▶ _Task directions_
Each record below is to be copied word for word, with pictures removed.

── Raw data ──

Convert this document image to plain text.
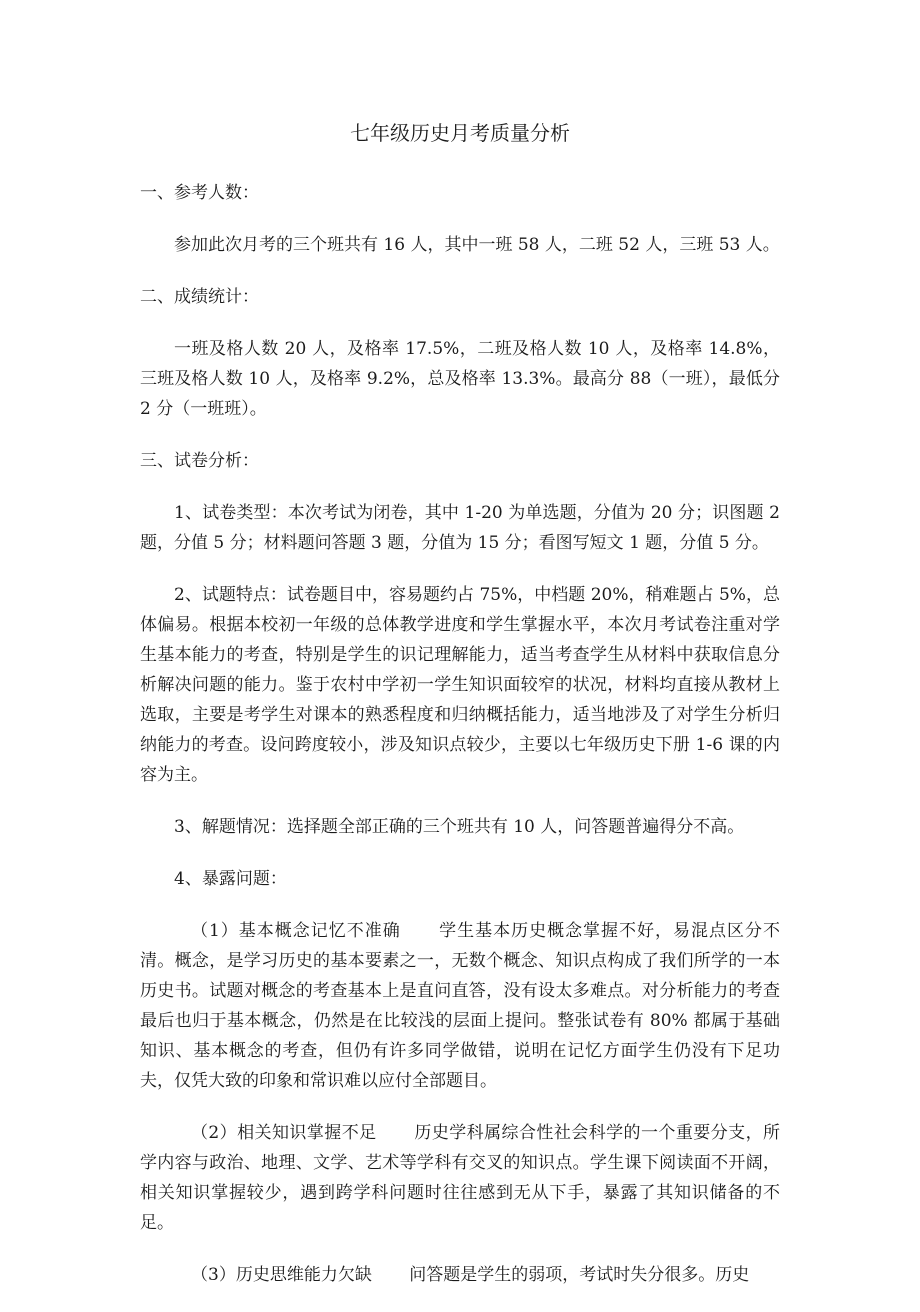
七年级历史月考质量分析
一、参考人数：

参加此次月考的三个班共有 16 人，其中一班 58 人，二班 52 人，三班 53 人。

二、成绩统计：

一班及格人数 20 人，及格率 17.5%，二班及格人数 10 人，及格率 14.8%，三班及格人数 10 人，及格率 9.2%，总及格率 13.3%。最高分 88（一班），最低分 2 分（一班班）。

三、试卷分析：

1、试卷类型：本次考试为闭卷，其中 1-20 为单选题，分值为 20 分；识图题 2 题，分值 5 分；材料题问答题 3 题，分值为 15 分；看图写短文 1 题，分值 5 分。

2、试题特点：试卷题目中，容易题约占 75%，中档题 20%，稍难题占 5%，总体偏易。根据本校初一年级的总体教学进度和学生掌握水平，本次月考试卷注重对学生基本能力的考查，特别是学生的识记理解能力，适当考查学生从材料中获取信息分析解决问题的能力。鉴于农村中学初一学生知识面较窄的状况，材料均直接从教材上选取，主要是考学生对课本的熟悉程度和归纳概括能力，适当地涉及了对学生分析归纳能力的考查。设问跨度较小，涉及知识点较少，主要以七年级历史下册 1-6 课的内容为主。

3、解题情况：选择题全部正确的三个班共有 10 人，问答题普遍得分不高。

4、暴露问题：

（1）基本概念记忆不准确 学生基本历史概念掌握不好，易混点区分不清。概念，是学习历史的基本要素之一，无数个概念、知识点构成了我们所学的一本历史书。试题对概念的考查基本上是直问直答，没有设太多难点。对分析能力的考查最后也归于基本概念，仍然是在比较浅的层面上提问。整张试卷有 80% 都属于基础知识、基本概念的考查，但仍有许多同学做错，说明在记忆方面学生仍没有下足功夫，仅凭大致的印象和常识难以应付全部题目。

（2）相关知识掌握不足 历史学科属综合性社会科学的一个重要分支，所学内容与政治、地理、文学、艺术等学科有交叉的知识点。学生课下阅读面不开阔，相关知识掌握较少，遇到跨学科问题时往往感到无从下手，暴露了其知识储备的不足。

（3）历史思维能力欠缺 问答题是学生的弱项，考试时失分很多。历史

───

▶ _Completed task_
Convert this document image to plain text.
七年级历史月考质量分析
一、参考人数：

参加此次月考的三个班共有 16 人，其中一班 58 人，二班 52 人，三班 53 人。

二、成绩统计：

一班及格人数 20 人，及格率 17.5%，二班及格人数 10 人，及格率 14.8%，三班及格人数 10 人，及格率 9.2%，总及格率 13.3%。最高分 88（一班），最低分 2 分（一班班）。

三、试卷分析：

1、试卷类型：本次考试为闭卷，其中 1-20 为单选题，分值为 20 分；识图题 2 题，分值 5 分；材料题问答题 3 题，分值为 15 分；看图写短文 1 题，分值 5 分。

2、试题特点：试卷题目中，容易题约占 75%，中档题 20%，稍难题占 5%，总体偏易。根据本校初一年级的总体教学进度和学生掌握水平，本次月考试卷注重对学生基本能力的考查，特别是学生的识记理解能力，适当考查学生从材料中获取信息分析解决问题的能力。鉴于农村中学初一学生知识面较窄的状况，材料均直接从教材上选取，主要是考学生对课本的熟悉程度和归纳概括能力，适当地涉及了对学生分析归纳能力的考查。设问跨度较小，涉及知识点较少，主要以七年级历史下册 1-6 课的内容为主。

3、解题情况：选择题全部正确的三个班共有 10 人，问答题普遍得分不高。

4、暴露问题：

（1）基本概念记忆不准确 学生基本历史概念掌握不好，易混点区分不清。概念，是学习历史的基本要素之一，无数个概念、知识点构成了我们所学的一本历史书。试题对概念的考查基本上是直问直答，没有设太多难点。对分析能力的考查最后也归于基本概念，仍然是在比较浅的层面上提问。整张试卷有 80% 都属于基础知识、基本概念的考查，但仍有许多同学做错，说明在记忆方面学生仍没有下足功夫，仅凭大致的印象和常识难以应付全部题目。

（2）相关知识掌握不足 历史学科属综合性社会科学的一个重要分支，所学内容与政治、地理、文学、艺术等学科有交叉的知识点。学生课下阅读面不开阔，相关知识掌握较少，遇到跨学科问题时往往感到无从下手，暴露了其知识储备的不足。

（3）历史思维能力欠缺 问答题是学生的弱项，考试时失分很多。历史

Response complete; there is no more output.